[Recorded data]
_ _ _ _ _ _ _
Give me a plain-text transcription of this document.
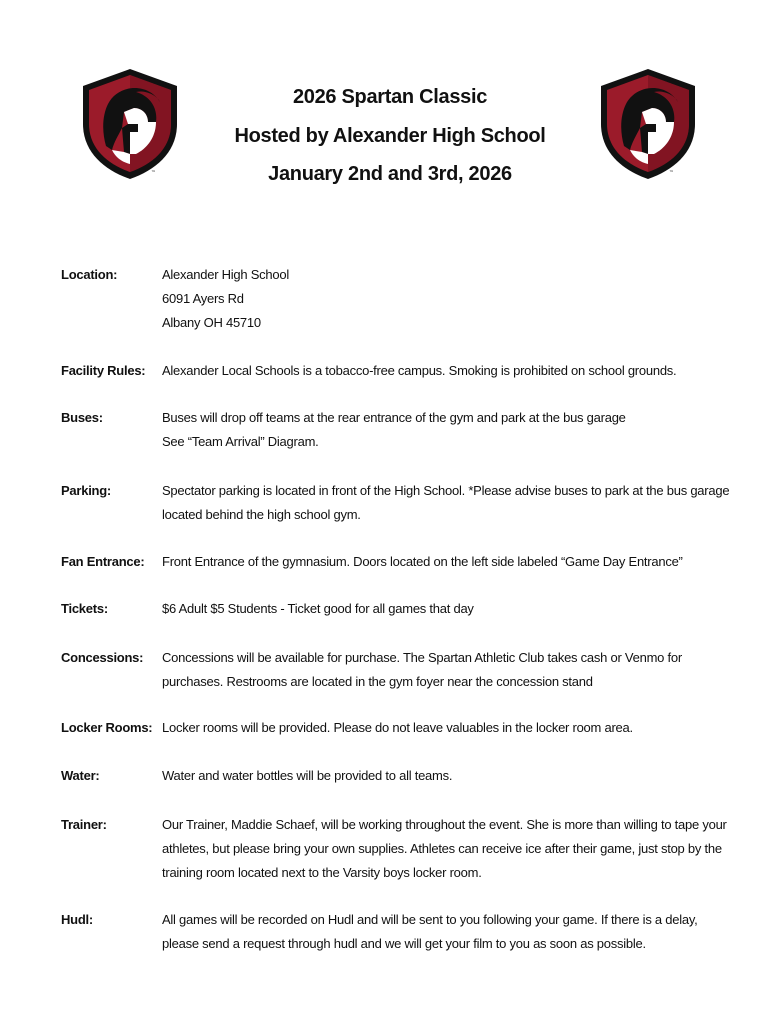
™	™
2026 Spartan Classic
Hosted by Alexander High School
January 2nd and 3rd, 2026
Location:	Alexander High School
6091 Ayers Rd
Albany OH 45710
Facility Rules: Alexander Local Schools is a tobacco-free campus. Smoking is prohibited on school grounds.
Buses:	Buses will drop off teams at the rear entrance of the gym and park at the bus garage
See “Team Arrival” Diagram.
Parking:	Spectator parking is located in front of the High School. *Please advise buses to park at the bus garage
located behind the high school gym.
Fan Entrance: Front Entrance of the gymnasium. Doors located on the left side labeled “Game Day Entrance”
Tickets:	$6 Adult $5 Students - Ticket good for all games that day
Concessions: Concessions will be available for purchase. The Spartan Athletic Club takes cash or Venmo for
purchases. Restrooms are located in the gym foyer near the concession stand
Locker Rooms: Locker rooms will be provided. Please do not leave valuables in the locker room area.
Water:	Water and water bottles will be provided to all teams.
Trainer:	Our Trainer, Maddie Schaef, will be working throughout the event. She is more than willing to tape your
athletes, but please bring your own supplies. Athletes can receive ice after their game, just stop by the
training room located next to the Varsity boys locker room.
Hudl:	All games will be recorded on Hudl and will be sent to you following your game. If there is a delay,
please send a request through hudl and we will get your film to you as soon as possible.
_ _ _ _ _ _ _
Repeat each line of the records above exactly, but do not copy the pictures.

### Solution to this task
Give me a plain-text transcription of this document.
™	™
2026 Spartan Classic
Hosted by Alexander High School
January 2nd and 3rd, 2026
Location:	Alexander High School
6091 Ayers Rd
Albany OH 45710
Facility Rules: Alexander Local Schools is a tobacco-free campus. Smoking is prohibited on school grounds.
Buses:	Buses will drop off teams at the rear entrance of the gym and park at the bus garage
See “Team Arrival” Diagram.
Parking:	Spectator parking is located in front of the High School. *Please advise buses to park at the bus garage
located behind the high school gym.
Fan Entrance: Front Entrance of the gymnasium. Doors located on the left side labeled “Game Day Entrance”
Tickets:	$6 Adult $5 Students - Ticket good for all games that day
Concessions: Concessions will be available for purchase. The Spartan Athletic Club takes cash or Venmo for
purchases. Restrooms are located in the gym foyer near the concession stand
Locker Rooms: Locker rooms will be provided. Please do not leave valuables in the locker room area.
Water:	Water and water bottles will be provided to all teams.
Trainer:	Our Trainer, Maddie Schaef, will be working throughout the event. She is more than willing to tape your
athletes, but please bring your own supplies. Athletes can receive ice after their game, just stop by the
training room located next to the Varsity boys locker room.
Hudl:	All games will be recorded on Hudl and will be sent to you following your game. If there is a delay,
please send a request through hudl and we will get your film to you as soon as possible.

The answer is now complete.